#### DIRECTION
Exactly repeat all the records below, omitting the images they hold.

[Extracted records]

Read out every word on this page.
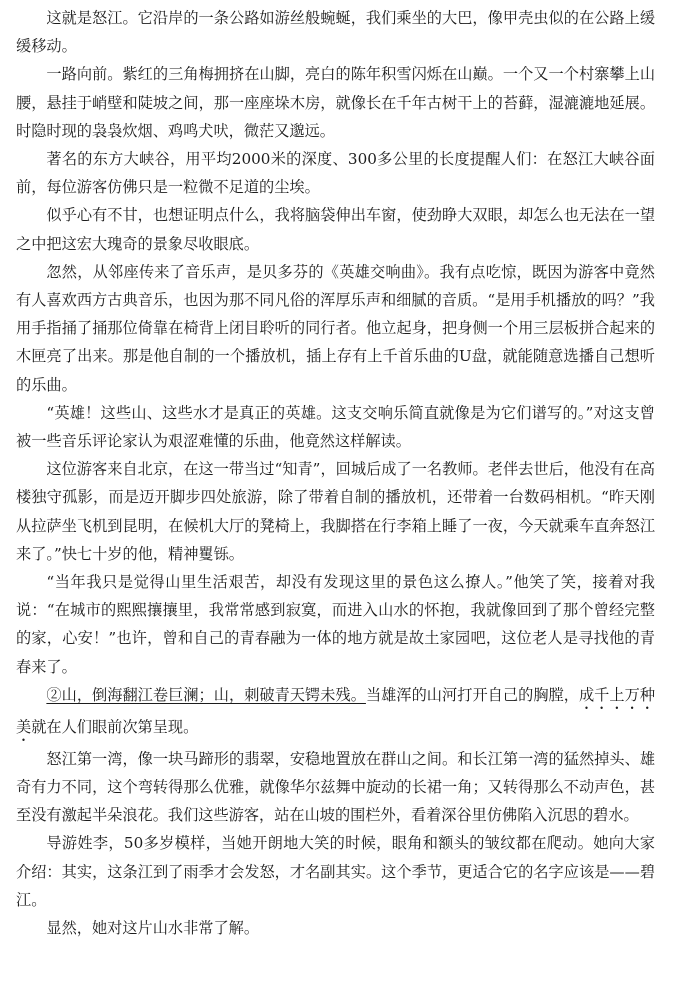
这就是怒江。它沿岸的一条公路如游丝般蜿蜒，我们乘坐的大巴，像甲壳虫似的在公路上缓缓移动。

一路向前。紫红的三角梅拥挤在山脚，亮白的陈年积雪闪烁在山巅。一个又一个村寨攀上山腰，悬挂于峭壁和陡坡之间，那一座座垛木房，就像长在千年古树干上的苔藓，湿漉漉地延展。时隐时现的袅袅炊烟、鸡鸣犬吠，微茫又邈远。

著名的东方大峡谷，用平均2000米的深度、300多公里的长度提醒人们：在怒江大峡谷面前，每位游客仿佛只是一粒微不足道的尘埃。

似乎心有不甘，也想证明点什么，我将脑袋伸出车窗，使劲睁大双眼，却怎么也无法在一望之中把这宏大瑰奇的景象尽收眼底。

忽然，从邻座传来了音乐声，是贝多芬的《英雄交响曲》。我有点吃惊，既因为游客中竟然有人喜欢西方古典音乐，也因为那不同凡俗的浑厚乐声和细腻的音质。“是用手机播放的吗？”我用手指捅了捅那位倚靠在椅背上闭目聆听的同行者。他立起身，把身侧一个用三层板拼合起来的木匣亮了出来。那是他自制的一个播放机，插上存有上千首乐曲的U盘，就能随意选播自己想听的乐曲。

“英雄！这些山、这些水才是真正的英雄。这支交响乐简直就像是为它们谱写的。”对这支曾被一些音乐评论家认为艰涩难懂的乐曲，他竟然这样解读。

这位游客来自北京，在这一带当过“知青”，回城后成了一名教师。老伴去世后，他没有在高楼独守孤影，而是迈开脚步四处旅游，除了带着自制的播放机，还带着一台数码相机。“昨天刚从拉萨坐飞机到昆明，在候机大厅的凳椅上，我脚搭在行李箱上睡了一夜，今天就乘车直奔怒江来了。”快七十岁的他，精神矍铄。

“当年我只是觉得山里生活艰苦，却没有发现这里的景色这么撩人。”他笑了笑，接着对我说：“在城市的熙熙攘攘里，我常常感到寂寞，而进入山水的怀抱，我就像回到了那个曾经完整的家，心安！”也许，曾和自己的青春融为一体的地方就是故土家园吧，这位老人是寻找他的青春来了。

②山，倒海翻江卷巨澜；山，刺破青天锷未残。当雄浑的山河打开自己的胸膛，成千上万种美就在人们眼前次第呈现。

怒江第一湾，像一块马蹄形的翡翠，安稳地置放在群山之间。和长江第一湾的猛然掉头、雄奇有力不同，这个弯转得那么优雅，就像华尔兹舞中旋动的长裙一角；又转得那么不动声色，甚至没有激起半朵浪花。我们这些游客，站在山坡的围栏外，看着深谷里仿佛陷入沉思的碧水。

导游姓李，50多岁模样，当她开朗地大笑的时候，眼角和额头的皱纹都在爬动。她向大家介绍：其实，这条江到了雨季才会发怒，才名副其实。这个季节，更适合它的名字应该是——碧江。

显然，她对这片山水非常了解。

#### ANSWER TO THIS TASK
Read out every word on this page.
这就是怒江。它沿岸的一条公路如游丝般蜿蜒，我们乘坐的大巴，像甲壳虫似的在公路上缓缓移动。

一路向前。紫红的三角梅拥挤在山脚，亮白的陈年积雪闪烁在山巅。一个又一个村寨攀上山腰，悬挂于峭壁和陡坡之间，那一座座垛木房，就像长在千年古树干上的苔藓，湿漉漉地延展。时隐时现的袅袅炊烟、鸡鸣犬吠，微茫又邈远。

著名的东方大峡谷，用平均2000米的深度、300多公里的长度提醒人们：在怒江大峡谷面前，每位游客仿佛只是一粒微不足道的尘埃。

似乎心有不甘，也想证明点什么，我将脑袋伸出车窗，使劲睁大双眼，却怎么也无法在一望之中把这宏大瑰奇的景象尽收眼底。

忽然，从邻座传来了音乐声，是贝多芬的《英雄交响曲》。我有点吃惊，既因为游客中竟然有人喜欢西方古典音乐，也因为那不同凡俗的浑厚乐声和细腻的音质。“是用手机播放的吗？”我用手指捅了捅那位倚靠在椅背上闭目聆听的同行者。他立起身，把身侧一个用三层板拼合起来的木匣亮了出来。那是他自制的一个播放机，插上存有上千首乐曲的U盘，就能随意选播自己想听的乐曲。

“英雄！这些山、这些水才是真正的英雄。这支交响乐简直就像是为它们谱写的。”对这支曾被一些音乐评论家认为艰涩难懂的乐曲，他竟然这样解读。

这位游客来自北京，在这一带当过“知青”，回城后成了一名教师。老伴去世后，他没有在高楼独守孤影，而是迈开脚步四处旅游，除了带着自制的播放机，还带着一台数码相机。“昨天刚从拉萨坐飞机到昆明，在候机大厅的凳椅上，我脚搭在行李箱上睡了一夜，今天就乘车直奔怒江来了。”快七十岁的他，精神矍铄。

“当年我只是觉得山里生活艰苦，却没有发现这里的景色这么撩人。”他笑了笑，接着对我说：“在城市的熙熙攘攘里，我常常感到寂寞，而进入山水的怀抱，我就像回到了那个曾经完整的家，心安！”也许，曾和自己的青春融为一体的地方就是故土家园吧，这位老人是寻找他的青春来了。

②山，倒海翻江卷巨澜；山，刺破青天锷未残。当雄浑的山河打开自己的胸膛，成千上万种美就在人们眼前次第呈现。

怒江第一湾，像一块马蹄形的翡翠，安稳地置放在群山之间。和长江第一湾的猛然掉头、雄奇有力不同，这个弯转得那么优雅，就像华尔兹舞中旋动的长裙一角；又转得那么不动声色，甚至没有激起半朵浪花。我们这些游客，站在山坡的围栏外，看着深谷里仿佛陷入沉思的碧水。

导游姓李，50多岁模样，当她开朗地大笑的时候，眼角和额头的皱纹都在爬动。她向大家介绍：其实，这条江到了雨季才会发怒，才名副其实。这个季节，更适合它的名字应该是——碧江。

显然，她对这片山水非常了解。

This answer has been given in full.